> [Aufgabenstellung]: Fassen Sie den Lesetext zum verdeckten Treuhandkonto in zwei Sätzen zusammen.

----- Lesetext -----

Arbeitsloser muss verdecktes Treuhänderkonto angeben
Bei seinem Antrag auf Arbeitslosenhilfe verneinte ein Arbeitsloser die Frage nach vorhandenem Sparguthaben. Später stellte sich heraus, dass er über ein Girokonto von 100.000 Euro verfügte. Er gab an, bei dem Bankguthaben handele es sich nicht um sein eigenes Geld, sondern um das seiner Großmutter. Er würde das Konto nur als Treuhänder für sie verwalten. Die Großmutter bestätigte die Darstellung.
Die Arbeitsagentur wertete das Sparguthaben gleichwohl als Vermögen des Arbeitslosen. Maßgebliches Kriterium für die Zuordnung eines Kontos ist der nach außen erkennbare Wille desjenigen, der das Konto errichtet hat. Es ist daher nicht ausreichend, wenn der Kontoinhaber lediglich den inneren Willen zur Errichtung eines Treuhandkontos hat. Daher stellt ein solches verdecktes Treuhandkonto nach Auffassung des Landessozialgerichts Rheinland-Pfalz ein reines Privatkonto dar, das der Arbeitslose auch hätte angeben müssen. Da er dies zumindest fahrlässig unterlassen hatte, muss er die mittlerweile bezogenen Leistungen zurückerstatten.

----- Datensätze -----

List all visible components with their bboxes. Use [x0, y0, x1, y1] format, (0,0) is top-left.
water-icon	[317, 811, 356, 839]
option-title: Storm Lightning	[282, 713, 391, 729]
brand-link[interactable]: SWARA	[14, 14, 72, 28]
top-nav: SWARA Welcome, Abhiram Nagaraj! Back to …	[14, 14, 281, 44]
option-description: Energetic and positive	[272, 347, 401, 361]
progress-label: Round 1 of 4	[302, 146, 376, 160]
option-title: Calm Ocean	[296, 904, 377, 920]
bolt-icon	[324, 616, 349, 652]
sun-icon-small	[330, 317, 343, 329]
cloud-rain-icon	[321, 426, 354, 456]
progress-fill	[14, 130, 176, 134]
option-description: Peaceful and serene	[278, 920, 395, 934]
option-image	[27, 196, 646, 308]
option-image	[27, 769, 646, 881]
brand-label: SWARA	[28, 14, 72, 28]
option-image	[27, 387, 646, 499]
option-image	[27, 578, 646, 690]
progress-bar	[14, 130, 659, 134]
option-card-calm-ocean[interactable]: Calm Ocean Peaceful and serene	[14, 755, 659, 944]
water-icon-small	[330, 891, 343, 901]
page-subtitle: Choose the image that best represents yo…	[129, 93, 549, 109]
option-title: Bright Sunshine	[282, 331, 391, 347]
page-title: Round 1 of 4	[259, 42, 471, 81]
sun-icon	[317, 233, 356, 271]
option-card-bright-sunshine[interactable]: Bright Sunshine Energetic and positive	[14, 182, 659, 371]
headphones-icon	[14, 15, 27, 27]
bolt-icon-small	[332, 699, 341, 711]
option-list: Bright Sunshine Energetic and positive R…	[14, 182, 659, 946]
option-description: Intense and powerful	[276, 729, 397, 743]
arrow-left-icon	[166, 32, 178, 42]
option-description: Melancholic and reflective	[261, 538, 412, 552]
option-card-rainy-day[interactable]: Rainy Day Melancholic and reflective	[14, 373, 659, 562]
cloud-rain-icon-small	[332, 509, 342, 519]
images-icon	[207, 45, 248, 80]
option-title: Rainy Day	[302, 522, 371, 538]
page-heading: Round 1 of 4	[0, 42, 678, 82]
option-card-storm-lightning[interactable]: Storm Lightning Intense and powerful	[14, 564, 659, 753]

-----

> [Antwort]: Ein Arbeitsloser verneinte beim Antrag auf Arbeitslosenhilfe vorhandenes Sparguthaben, obwohl er über ein Girokonto mit 100.000 Euro verfügte, das er nach eigener Angabe nur als Treuhänder für seine Großmutter verwaltete. Nach Auffassung des Landessozialgerichts Rheinland-Pfalz ist ein solches verdecktes Treuhandkonto ein reines Privatkonto, das er hätte angeben müssen, weshalb er die bezogenen Leistungen zurückerstatten muss.